begin
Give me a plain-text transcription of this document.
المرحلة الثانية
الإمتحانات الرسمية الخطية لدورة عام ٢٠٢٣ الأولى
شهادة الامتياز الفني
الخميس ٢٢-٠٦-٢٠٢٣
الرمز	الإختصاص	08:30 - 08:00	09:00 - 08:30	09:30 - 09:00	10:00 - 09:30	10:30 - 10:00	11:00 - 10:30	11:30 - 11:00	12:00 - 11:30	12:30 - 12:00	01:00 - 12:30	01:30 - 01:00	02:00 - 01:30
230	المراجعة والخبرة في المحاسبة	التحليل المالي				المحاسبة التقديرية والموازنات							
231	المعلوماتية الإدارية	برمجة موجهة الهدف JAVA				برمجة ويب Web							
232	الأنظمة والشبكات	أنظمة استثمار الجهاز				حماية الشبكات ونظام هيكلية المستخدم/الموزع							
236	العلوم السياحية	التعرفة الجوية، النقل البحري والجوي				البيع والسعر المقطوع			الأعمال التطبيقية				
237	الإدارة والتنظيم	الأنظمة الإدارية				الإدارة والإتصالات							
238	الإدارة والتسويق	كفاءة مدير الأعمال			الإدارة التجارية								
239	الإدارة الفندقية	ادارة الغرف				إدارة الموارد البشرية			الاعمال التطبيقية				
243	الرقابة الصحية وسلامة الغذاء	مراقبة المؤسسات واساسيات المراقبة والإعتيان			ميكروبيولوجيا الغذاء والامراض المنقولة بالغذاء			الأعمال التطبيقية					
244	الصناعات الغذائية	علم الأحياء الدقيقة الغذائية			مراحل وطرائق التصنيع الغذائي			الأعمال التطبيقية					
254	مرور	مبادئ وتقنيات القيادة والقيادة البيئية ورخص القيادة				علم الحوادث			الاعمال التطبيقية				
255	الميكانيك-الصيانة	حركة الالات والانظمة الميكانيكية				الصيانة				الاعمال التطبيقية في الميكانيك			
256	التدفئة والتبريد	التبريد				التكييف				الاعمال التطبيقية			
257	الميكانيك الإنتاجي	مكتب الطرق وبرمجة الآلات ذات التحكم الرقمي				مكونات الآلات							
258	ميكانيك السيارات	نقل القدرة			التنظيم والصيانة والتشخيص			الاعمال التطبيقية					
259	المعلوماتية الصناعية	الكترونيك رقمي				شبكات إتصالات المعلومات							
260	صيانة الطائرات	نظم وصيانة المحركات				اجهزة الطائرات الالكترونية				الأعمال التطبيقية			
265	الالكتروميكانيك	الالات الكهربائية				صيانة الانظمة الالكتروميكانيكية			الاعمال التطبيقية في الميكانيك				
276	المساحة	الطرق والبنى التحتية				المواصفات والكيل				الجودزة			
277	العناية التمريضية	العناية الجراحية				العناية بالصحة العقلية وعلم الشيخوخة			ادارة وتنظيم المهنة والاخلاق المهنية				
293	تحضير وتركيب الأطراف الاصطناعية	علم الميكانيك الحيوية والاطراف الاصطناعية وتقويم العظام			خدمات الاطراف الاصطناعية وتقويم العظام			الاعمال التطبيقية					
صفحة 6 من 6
end
__GIVEN REQUEST__:
All the entries above need to be reproduced exactly.

__RESPONSE BELOW__:
Give me a plain-text transcription of this document.
المرحلة الثانية
الإمتحانات الرسمية الخطية لدورة عام ٢٠٢٣ الأولى
شهادة الامتياز الفني
الخميس ٢٢-٠٦-٢٠٢٣
الرمز	الإختصاص	08:30 - 08:00	09:00 - 08:30	09:30 - 09:00	10:00 - 09:30	10:30 - 10:00	11:00 - 10:30	11:30 - 11:00	12:00 - 11:30	12:30 - 12:00	01:00 - 12:30	01:30 - 01:00	02:00 - 01:30
230	المراجعة والخبرة في المحاسبة	التحليل المالي				المحاسبة التقديرية والموازنات							
231	المعلوماتية الإدارية	برمجة موجهة الهدف JAVA				برمجة ويب Web							
232	الأنظمة والشبكات	أنظمة استثمار الجهاز				حماية الشبكات ونظام هيكلية المستخدم/الموزع							
236	العلوم السياحية	التعرفة الجوية، النقل البحري والجوي				البيع والسعر المقطوع			الأعمال التطبيقية				
237	الإدارة والتنظيم	الأنظمة الإدارية				الإدارة والإتصالات							
238	الإدارة والتسويق	كفاءة مدير الأعمال			الإدارة التجارية								
239	الإدارة الفندقية	ادارة الغرف				إدارة الموارد البشرية			الاعمال التطبيقية				
243	الرقابة الصحية وسلامة الغذاء	مراقبة المؤسسات واساسيات المراقبة والإعتيان			ميكروبيولوجيا الغذاء والامراض المنقولة بالغذاء			الأعمال التطبيقية					
244	الصناعات الغذائية	علم الأحياء الدقيقة الغذائية			مراحل وطرائق التصنيع الغذائي			الأعمال التطبيقية					
254	مرور	مبادئ وتقنيات القيادة والقيادة البيئية ورخص القيادة				علم الحوادث			الاعمال التطبيقية				
255	الميكانيك-الصيانة	حركة الالات والانظمة الميكانيكية				الصيانة				الاعمال التطبيقية في الميكانيك			
256	التدفئة والتبريد	التبريد				التكييف				الاعمال التطبيقية			
257	الميكانيك الإنتاجي	مكتب الطرق وبرمجة الآلات ذات التحكم الرقمي				مكونات الآلات							
258	ميكانيك السيارات	نقل القدرة			التنظيم والصيانة والتشخيص			الاعمال التطبيقية					
259	المعلوماتية الصناعية	الكترونيك رقمي				شبكات إتصالات المعلومات							
260	صيانة الطائرات	نظم وصيانة المحركات				اجهزة الطائرات الالكترونية				الأعمال التطبيقية			
265	الالكتروميكانيك	الالات الكهربائية				صيانة الانظمة الالكتروميكانيكية			الاعمال التطبيقية في الميكانيك				
276	المساحة	الطرق والبنى التحتية				المواصفات والكيل				الجودزة			
277	العناية التمريضية	العناية الجراحية				العناية بالصحة العقلية وعلم الشيخوخة			ادارة وتنظيم المهنة والاخلاق المهنية				
293	تحضير وتركيب الأطراف الاصطناعية	علم الميكانيك الحيوية والاطراف الاصطناعية وتقويم العظام			خدمات الاطراف الاصطناعية وتقويم العظام			الاعمال التطبيقية					
صفحة 6 من 6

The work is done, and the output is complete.